- Given exercise -
Each line containing the word "thành" should be found and copied.

START Records provided

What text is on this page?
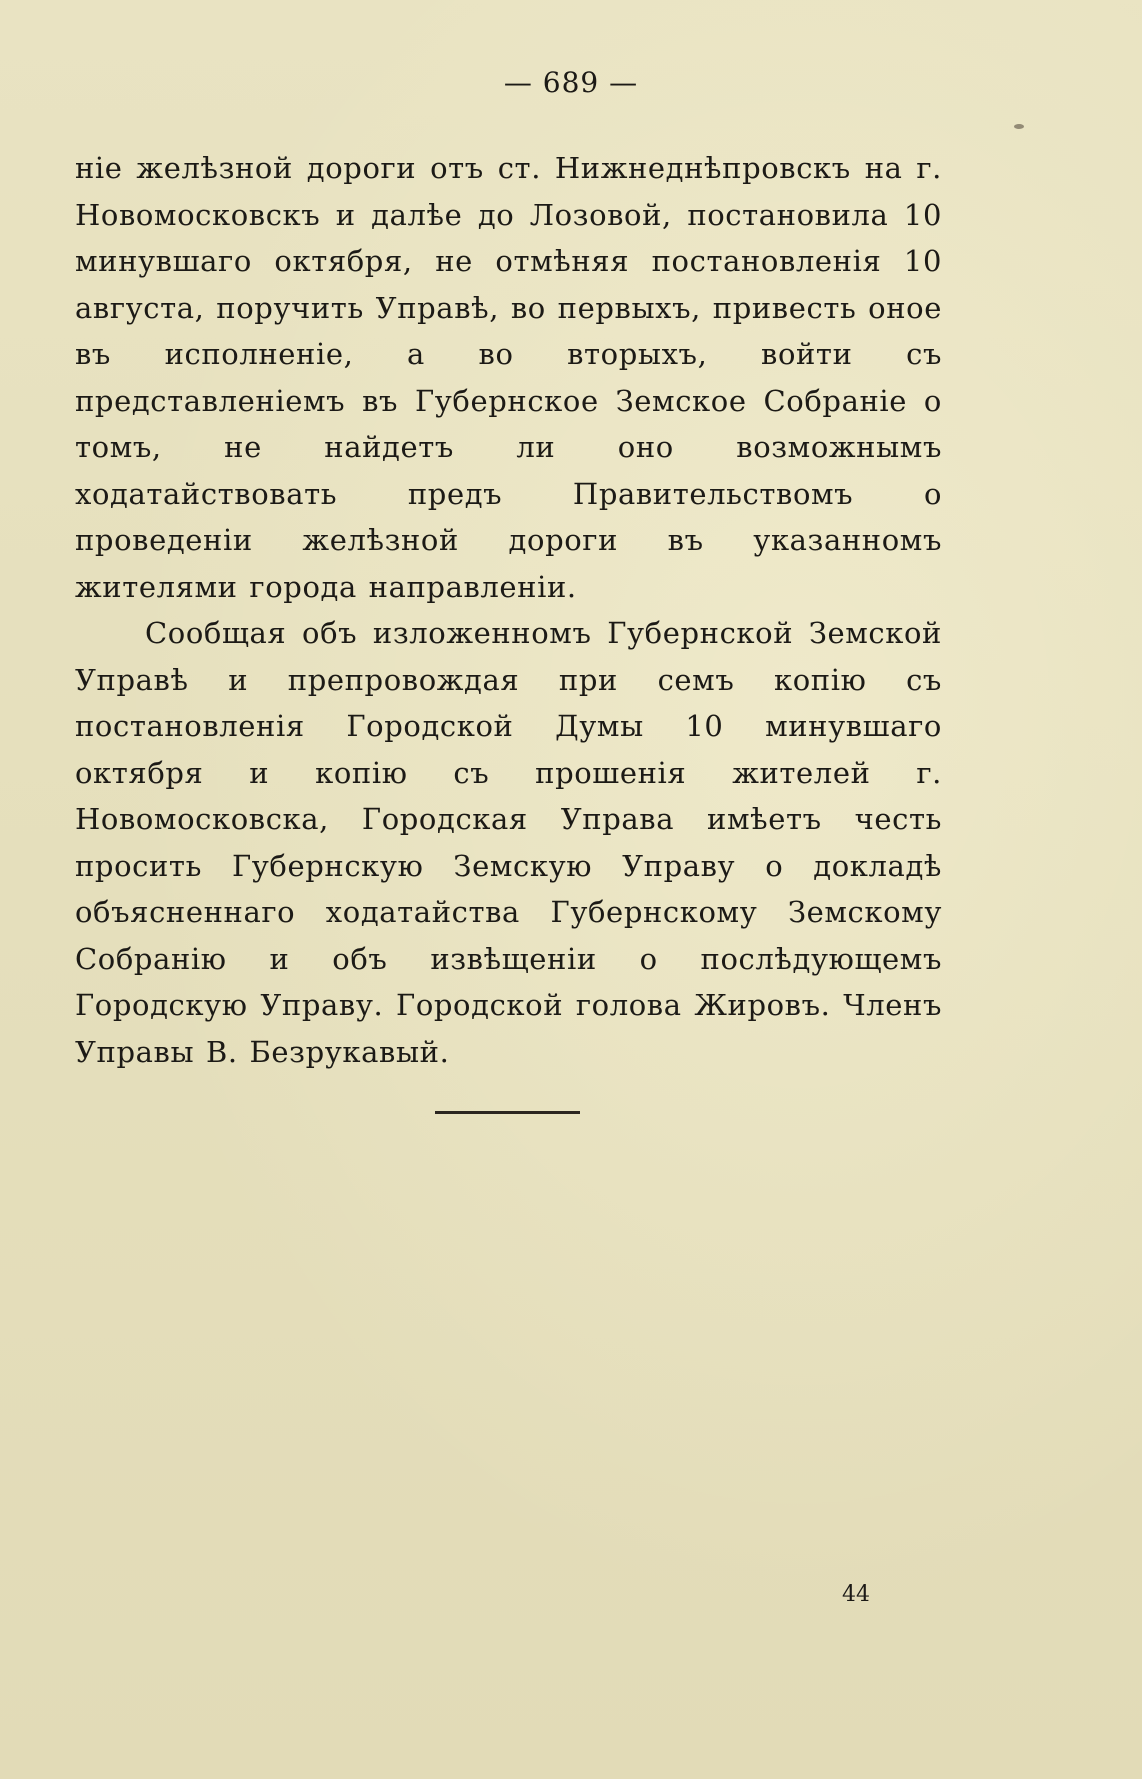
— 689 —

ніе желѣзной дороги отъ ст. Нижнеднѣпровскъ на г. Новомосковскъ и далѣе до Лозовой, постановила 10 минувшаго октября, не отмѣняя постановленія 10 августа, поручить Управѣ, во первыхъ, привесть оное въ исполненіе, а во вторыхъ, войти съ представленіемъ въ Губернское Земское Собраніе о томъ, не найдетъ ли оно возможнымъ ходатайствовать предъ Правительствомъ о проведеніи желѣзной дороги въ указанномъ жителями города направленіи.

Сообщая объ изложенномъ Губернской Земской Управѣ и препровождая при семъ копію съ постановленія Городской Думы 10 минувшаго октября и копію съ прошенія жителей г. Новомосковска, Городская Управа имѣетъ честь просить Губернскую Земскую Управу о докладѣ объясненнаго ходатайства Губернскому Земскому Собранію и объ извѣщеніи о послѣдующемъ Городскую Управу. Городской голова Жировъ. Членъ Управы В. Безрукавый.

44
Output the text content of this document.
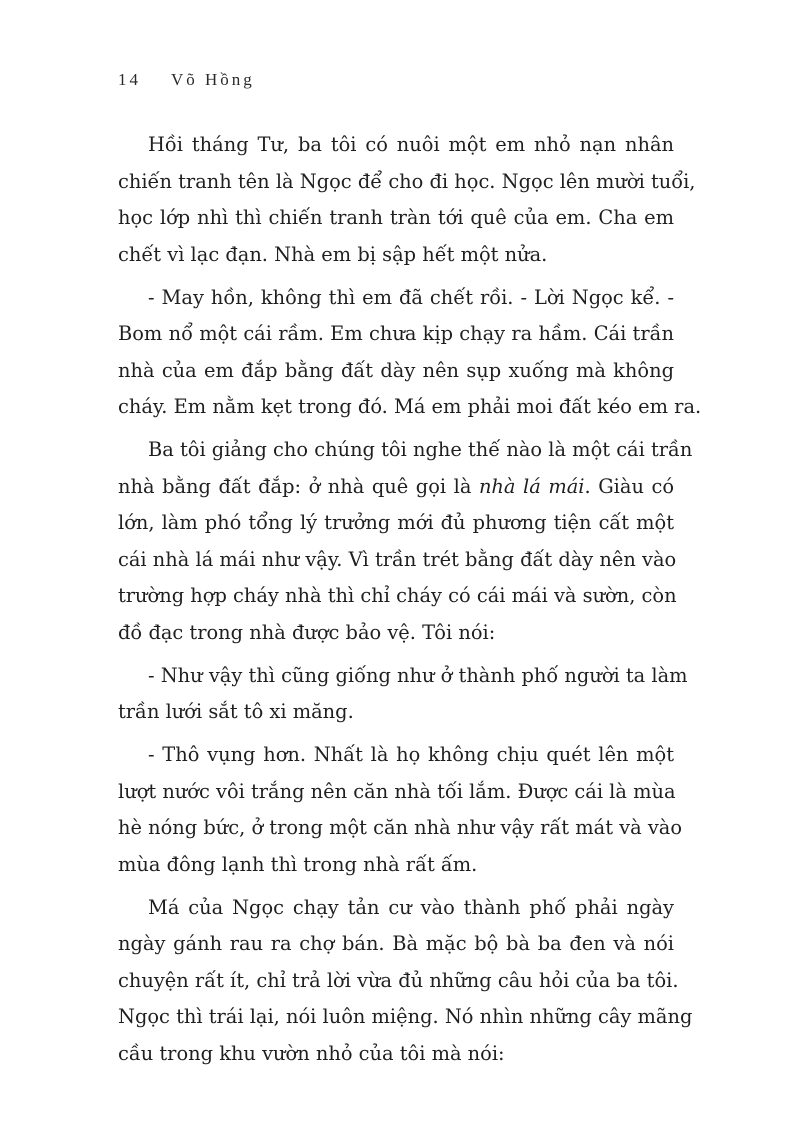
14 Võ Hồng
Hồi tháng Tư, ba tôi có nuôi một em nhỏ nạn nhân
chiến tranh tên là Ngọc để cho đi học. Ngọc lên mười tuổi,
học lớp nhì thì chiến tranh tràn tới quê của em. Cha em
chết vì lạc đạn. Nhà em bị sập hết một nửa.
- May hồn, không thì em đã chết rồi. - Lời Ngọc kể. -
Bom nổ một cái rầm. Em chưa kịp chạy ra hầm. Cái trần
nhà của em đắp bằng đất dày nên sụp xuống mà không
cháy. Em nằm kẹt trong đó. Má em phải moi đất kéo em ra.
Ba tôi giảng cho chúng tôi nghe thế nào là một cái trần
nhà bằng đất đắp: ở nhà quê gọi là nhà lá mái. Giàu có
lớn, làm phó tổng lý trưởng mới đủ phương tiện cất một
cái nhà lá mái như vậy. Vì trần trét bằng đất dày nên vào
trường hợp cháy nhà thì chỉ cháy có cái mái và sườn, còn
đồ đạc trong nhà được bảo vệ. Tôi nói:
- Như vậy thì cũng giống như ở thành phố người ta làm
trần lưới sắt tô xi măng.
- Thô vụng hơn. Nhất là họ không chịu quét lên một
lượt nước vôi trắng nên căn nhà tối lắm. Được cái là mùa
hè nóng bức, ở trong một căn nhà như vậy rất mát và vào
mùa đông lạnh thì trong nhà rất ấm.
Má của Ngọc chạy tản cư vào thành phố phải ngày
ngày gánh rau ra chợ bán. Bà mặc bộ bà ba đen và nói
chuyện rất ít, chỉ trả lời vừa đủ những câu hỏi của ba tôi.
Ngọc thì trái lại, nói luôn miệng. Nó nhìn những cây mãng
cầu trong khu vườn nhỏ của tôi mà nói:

END Records provided

- Correct result -
- Như vậy thì cũng giống như ở thành phố người ta làm
Má của Ngọc chạy tản cư vào thành phố phải ngày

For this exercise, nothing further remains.